Task input:
************

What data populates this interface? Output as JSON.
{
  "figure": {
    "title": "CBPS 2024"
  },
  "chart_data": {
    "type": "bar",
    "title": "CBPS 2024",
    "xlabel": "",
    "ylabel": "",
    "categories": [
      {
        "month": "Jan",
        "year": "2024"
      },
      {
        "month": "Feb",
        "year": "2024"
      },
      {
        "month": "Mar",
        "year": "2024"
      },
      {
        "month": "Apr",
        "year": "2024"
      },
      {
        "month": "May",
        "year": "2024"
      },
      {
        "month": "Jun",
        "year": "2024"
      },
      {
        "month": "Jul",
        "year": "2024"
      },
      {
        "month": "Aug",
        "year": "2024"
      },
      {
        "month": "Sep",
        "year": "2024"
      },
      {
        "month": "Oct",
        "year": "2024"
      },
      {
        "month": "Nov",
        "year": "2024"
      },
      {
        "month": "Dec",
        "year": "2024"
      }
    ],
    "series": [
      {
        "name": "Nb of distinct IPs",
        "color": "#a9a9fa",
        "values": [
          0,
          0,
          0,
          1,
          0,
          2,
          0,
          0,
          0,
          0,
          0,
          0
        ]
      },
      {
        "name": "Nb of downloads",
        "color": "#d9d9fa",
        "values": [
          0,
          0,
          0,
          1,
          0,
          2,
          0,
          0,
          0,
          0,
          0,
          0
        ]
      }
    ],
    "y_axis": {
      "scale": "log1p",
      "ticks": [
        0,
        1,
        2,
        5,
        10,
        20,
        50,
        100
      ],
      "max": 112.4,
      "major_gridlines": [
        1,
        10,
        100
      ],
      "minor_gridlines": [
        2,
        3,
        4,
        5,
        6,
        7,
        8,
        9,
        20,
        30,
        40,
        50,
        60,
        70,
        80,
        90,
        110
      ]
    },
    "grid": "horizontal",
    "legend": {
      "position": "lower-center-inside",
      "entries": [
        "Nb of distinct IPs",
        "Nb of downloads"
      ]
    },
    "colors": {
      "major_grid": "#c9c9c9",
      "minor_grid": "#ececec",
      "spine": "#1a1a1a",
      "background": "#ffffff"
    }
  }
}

************

Task instructions: Reproduce all the data word for word.

Response to this exercise:
What data populates this interface? Output as JSON.
{
  "figure": {
    "title": "CBPS 2024"
  },
  "chart_data": {
    "type": "bar",
    "title": "CBPS 2024",
    "xlabel": "",
    "ylabel": "",
    "categories": [
      {
        "month": "Jan",
        "year": "2024"
      },
      {
        "month": "Feb",
        "year": "2024"
      },
      {
        "month": "Mar",
        "year": "2024"
      },
      {
        "month": "Apr",
        "year": "2024"
      },
      {
        "month": "May",
        "year": "2024"
      },
      {
        "month": "Jun",
        "year": "2024"
      },
      {
        "month": "Jul",
        "year": "2024"
      },
      {
        "month": "Aug",
        "year": "2024"
      },
      {
        "month": "Sep",
        "year": "2024"
      },
      {
        "month": "Oct",
        "year": "2024"
      },
      {
        "month": "Nov",
        "year": "2024"
      },
      {
        "month": "Dec",
        "year": "2024"
      }
    ],
    "series": [
      {
        "name": "Nb of distinct IPs",
        "color": "#a9a9fa",
        "values": [
          0,
          0,
          0,
          1,
          0,
          2,
          0,
          0,
          0,
          0,
          0,
          0
        ]
      },
      {
        "name": "Nb of downloads",
        "color": "#d9d9fa",
        "values": [
          0,
          0,
          0,
          1,
          0,
          2,
          0,
          0,
          0,
          0,
          0,
          0
        ]
      }
    ],
    "y_axis": {
      "scale": "log1p",
      "ticks": [
        0,
        1,
        2,
        5,
        10,
        20,
        50,
        100
      ],
      "max": 112.4,
      "major_gridlines": [
        1,
        10,
        100
      ],
      "minor_gridlines": [
        2,
        3,
        4,
        5,
        6,
        7,
        8,
        9,
        20,
        30,
        40,
        50,
        60,
        70,
        80,
        90,
        110
      ]
    },
    "grid": "horizontal",
    "legend": {
      "position": "lower-center-inside",
      "entries": [
        "Nb of distinct IPs",
        "Nb of downloads"
      ]
    },
    "colors": {
      "major_grid": "#c9c9c9",
      "minor_grid": "#ececec",
      "spine": "#1a1a1a",
      "background": "#ffffff"
    }
  }
}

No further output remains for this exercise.